(Requirement): From the entries below, count every line that contains the word "يومين". Please give the number and nothing else.

Source records
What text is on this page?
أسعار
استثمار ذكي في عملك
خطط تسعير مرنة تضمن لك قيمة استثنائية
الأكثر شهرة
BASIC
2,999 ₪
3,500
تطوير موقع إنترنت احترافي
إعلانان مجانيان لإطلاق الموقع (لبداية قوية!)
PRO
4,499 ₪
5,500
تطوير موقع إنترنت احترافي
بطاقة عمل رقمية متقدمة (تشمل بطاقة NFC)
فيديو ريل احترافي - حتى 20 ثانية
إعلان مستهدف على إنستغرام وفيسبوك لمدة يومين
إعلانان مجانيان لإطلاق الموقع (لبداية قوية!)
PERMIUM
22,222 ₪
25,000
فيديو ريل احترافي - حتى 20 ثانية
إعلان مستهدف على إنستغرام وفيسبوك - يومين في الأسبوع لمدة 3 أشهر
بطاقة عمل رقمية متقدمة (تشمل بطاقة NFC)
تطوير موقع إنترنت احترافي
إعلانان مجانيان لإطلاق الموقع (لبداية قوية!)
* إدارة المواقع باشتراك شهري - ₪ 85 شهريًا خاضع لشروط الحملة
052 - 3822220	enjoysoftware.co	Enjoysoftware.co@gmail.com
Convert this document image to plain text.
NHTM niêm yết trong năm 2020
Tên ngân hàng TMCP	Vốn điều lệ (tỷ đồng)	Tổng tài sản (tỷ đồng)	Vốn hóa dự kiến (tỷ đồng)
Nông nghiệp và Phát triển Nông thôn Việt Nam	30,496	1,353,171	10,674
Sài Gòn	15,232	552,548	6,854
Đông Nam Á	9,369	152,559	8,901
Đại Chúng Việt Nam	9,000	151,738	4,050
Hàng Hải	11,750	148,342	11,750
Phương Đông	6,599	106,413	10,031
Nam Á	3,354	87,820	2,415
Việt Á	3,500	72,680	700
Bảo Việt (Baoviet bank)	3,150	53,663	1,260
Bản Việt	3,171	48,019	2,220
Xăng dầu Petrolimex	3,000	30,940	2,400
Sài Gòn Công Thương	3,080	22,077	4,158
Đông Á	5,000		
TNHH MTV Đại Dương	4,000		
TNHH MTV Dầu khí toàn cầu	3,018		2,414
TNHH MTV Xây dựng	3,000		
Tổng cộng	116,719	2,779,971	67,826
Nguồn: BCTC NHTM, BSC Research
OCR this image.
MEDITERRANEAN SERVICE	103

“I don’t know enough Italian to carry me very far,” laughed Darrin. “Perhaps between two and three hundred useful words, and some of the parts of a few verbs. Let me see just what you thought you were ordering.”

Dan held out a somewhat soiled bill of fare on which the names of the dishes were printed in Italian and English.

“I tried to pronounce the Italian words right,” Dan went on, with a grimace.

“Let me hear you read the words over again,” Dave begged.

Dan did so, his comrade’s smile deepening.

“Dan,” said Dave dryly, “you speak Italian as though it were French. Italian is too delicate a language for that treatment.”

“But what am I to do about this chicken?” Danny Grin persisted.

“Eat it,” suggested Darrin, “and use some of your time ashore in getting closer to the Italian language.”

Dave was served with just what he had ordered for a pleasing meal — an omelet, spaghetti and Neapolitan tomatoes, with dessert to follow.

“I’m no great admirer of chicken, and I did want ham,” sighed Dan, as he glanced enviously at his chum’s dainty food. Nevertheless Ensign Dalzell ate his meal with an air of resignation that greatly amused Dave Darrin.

(Task solution): 2